▸ **PROBLEM**
All lines in the data bearing the string "zonal" should be identified and copied.
-- INFORMATION SHOWN start --
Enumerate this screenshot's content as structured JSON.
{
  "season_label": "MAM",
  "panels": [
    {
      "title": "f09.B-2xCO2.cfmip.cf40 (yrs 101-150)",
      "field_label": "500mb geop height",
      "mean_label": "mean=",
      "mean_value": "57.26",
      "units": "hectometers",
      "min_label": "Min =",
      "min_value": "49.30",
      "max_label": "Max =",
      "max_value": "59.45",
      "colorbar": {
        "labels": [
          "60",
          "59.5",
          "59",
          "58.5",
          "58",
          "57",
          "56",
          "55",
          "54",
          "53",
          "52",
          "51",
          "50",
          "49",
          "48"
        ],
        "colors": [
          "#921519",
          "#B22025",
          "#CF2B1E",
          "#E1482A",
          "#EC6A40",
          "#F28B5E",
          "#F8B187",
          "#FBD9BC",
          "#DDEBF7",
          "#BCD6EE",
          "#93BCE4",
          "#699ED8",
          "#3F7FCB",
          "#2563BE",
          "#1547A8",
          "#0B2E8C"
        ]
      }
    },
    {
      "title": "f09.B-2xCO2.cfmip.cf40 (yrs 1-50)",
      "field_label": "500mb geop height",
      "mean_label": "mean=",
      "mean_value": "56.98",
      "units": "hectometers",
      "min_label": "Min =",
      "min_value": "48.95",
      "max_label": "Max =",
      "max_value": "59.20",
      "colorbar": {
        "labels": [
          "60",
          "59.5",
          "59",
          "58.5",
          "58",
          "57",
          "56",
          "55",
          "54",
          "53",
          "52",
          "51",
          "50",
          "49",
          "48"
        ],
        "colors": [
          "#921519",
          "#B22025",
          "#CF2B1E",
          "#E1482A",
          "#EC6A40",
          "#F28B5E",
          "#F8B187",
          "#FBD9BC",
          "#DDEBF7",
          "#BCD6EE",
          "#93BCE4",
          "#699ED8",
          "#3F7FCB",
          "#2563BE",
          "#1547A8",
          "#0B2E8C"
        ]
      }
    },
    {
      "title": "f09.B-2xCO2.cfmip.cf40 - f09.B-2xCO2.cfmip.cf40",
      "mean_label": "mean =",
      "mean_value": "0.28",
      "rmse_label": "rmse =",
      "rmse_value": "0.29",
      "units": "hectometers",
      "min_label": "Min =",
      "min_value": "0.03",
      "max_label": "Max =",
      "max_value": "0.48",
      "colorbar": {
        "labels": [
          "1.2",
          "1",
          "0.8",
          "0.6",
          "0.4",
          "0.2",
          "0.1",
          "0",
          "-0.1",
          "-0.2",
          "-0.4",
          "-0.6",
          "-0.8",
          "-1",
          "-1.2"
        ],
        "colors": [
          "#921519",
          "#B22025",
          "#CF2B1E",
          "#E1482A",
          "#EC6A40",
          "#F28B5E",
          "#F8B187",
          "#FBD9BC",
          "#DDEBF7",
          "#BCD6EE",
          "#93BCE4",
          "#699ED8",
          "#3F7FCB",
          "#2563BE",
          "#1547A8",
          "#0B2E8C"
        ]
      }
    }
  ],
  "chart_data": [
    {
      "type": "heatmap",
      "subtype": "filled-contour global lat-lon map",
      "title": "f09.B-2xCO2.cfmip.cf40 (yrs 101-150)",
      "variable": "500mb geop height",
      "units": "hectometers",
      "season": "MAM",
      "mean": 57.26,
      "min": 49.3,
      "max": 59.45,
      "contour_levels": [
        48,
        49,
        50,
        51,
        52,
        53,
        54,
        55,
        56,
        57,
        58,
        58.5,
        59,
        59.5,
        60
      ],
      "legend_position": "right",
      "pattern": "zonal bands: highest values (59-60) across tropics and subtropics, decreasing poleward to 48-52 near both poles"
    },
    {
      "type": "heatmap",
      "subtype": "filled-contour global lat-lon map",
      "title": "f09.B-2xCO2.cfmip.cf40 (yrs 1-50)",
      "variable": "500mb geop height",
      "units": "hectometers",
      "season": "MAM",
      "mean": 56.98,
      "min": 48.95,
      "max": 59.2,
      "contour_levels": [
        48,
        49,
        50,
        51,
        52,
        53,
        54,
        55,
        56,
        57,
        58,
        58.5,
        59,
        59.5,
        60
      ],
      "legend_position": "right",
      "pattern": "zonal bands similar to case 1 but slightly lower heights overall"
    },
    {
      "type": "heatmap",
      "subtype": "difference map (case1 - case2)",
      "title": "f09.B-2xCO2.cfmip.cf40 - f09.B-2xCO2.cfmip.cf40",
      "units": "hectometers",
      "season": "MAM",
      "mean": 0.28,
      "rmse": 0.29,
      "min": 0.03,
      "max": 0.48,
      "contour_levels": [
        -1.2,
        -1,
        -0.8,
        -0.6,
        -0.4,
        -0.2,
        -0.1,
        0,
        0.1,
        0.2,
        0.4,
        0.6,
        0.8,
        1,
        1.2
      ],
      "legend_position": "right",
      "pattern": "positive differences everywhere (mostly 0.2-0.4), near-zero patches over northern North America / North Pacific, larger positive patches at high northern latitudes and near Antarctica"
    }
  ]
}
-- INFORMATION SHOWN end --
▸ **ANSWER TO THE EXERCISE**
      "pattern": "zonal bands: highest values (59-60) across tropics and subtropics, decreasing poleward to 48-52 near both poles"
      "pattern": "zonal bands similar to case 1 but slightly lower heights overall"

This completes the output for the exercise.